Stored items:
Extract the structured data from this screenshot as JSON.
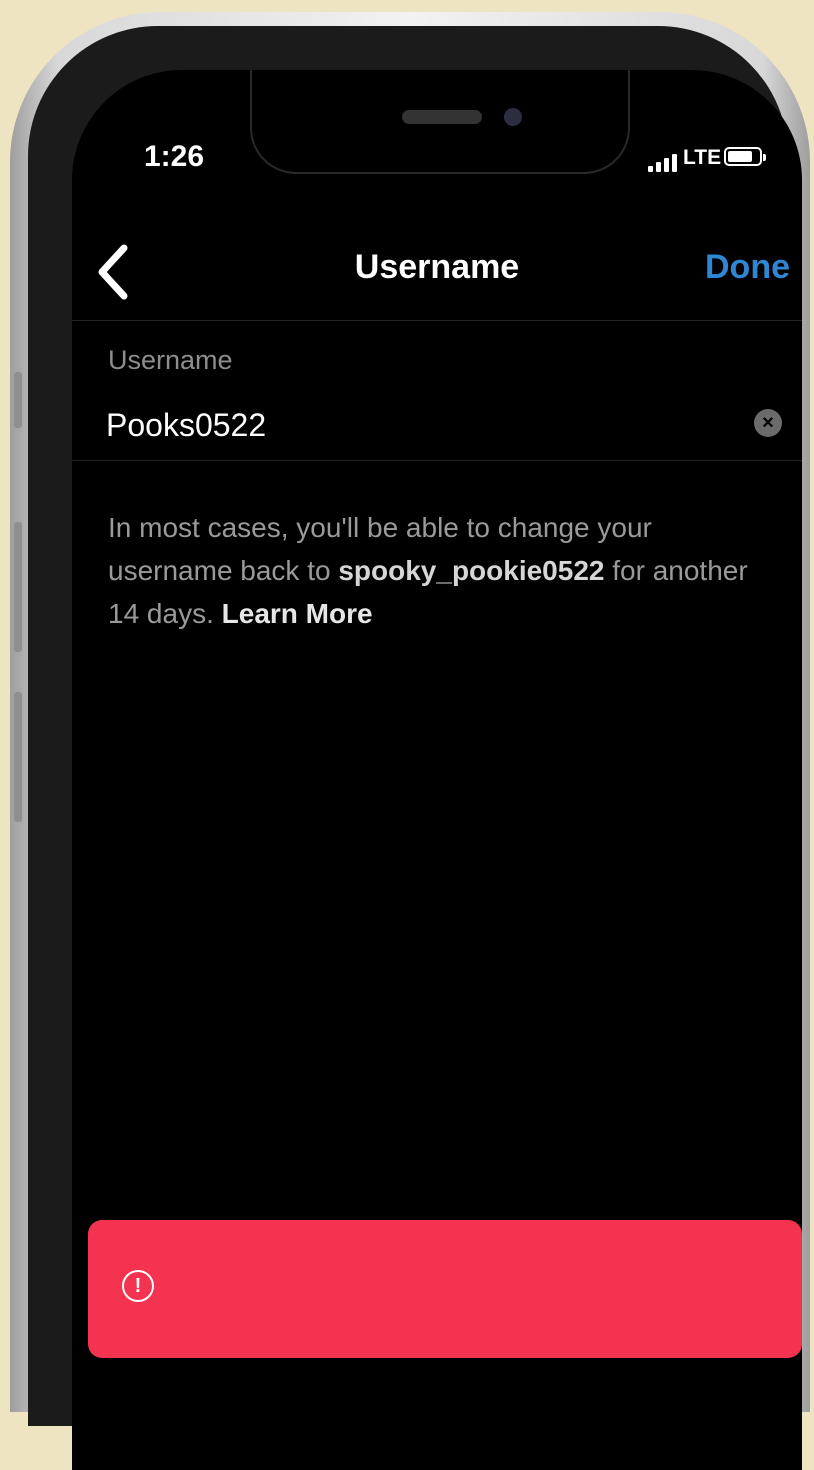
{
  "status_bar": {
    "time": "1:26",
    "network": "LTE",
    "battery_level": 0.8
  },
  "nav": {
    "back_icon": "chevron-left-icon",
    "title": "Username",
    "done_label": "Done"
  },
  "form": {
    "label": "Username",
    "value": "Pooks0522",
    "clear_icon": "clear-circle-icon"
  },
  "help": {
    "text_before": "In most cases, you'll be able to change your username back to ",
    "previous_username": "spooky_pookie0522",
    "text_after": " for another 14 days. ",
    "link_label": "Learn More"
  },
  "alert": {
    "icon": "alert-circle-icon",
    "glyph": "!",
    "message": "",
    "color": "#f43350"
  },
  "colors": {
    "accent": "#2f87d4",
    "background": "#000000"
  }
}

▸ Objective: All the records need to be repeated exactly, with the images dropped.

▸ Result:
Extract the structured data from this screenshot as JSON.
{
  "status_bar": {
    "time": "1:26",
    "network": "LTE",
    "battery_level": 0.8
  },
  "nav": {
    "back_icon": "chevron-left-icon",
    "title": "Username",
    "done_label": "Done"
  },
  "form": {
    "label": "Username",
    "value": "Pooks0522",
    "clear_icon": "clear-circle-icon"
  },
  "help": {
    "text_before": "In most cases, you'll be able to change your username back to ",
    "previous_username": "spooky_pookie0522",
    "text_after": " for another 14 days. ",
    "link_label": "Learn More"
  },
  "alert": {
    "icon": "alert-circle-icon",
    "glyph": "!",
    "message": "",
    "color": "#f43350"
  },
  "colors": {
    "accent": "#2f87d4",
    "background": "#000000"
  }
}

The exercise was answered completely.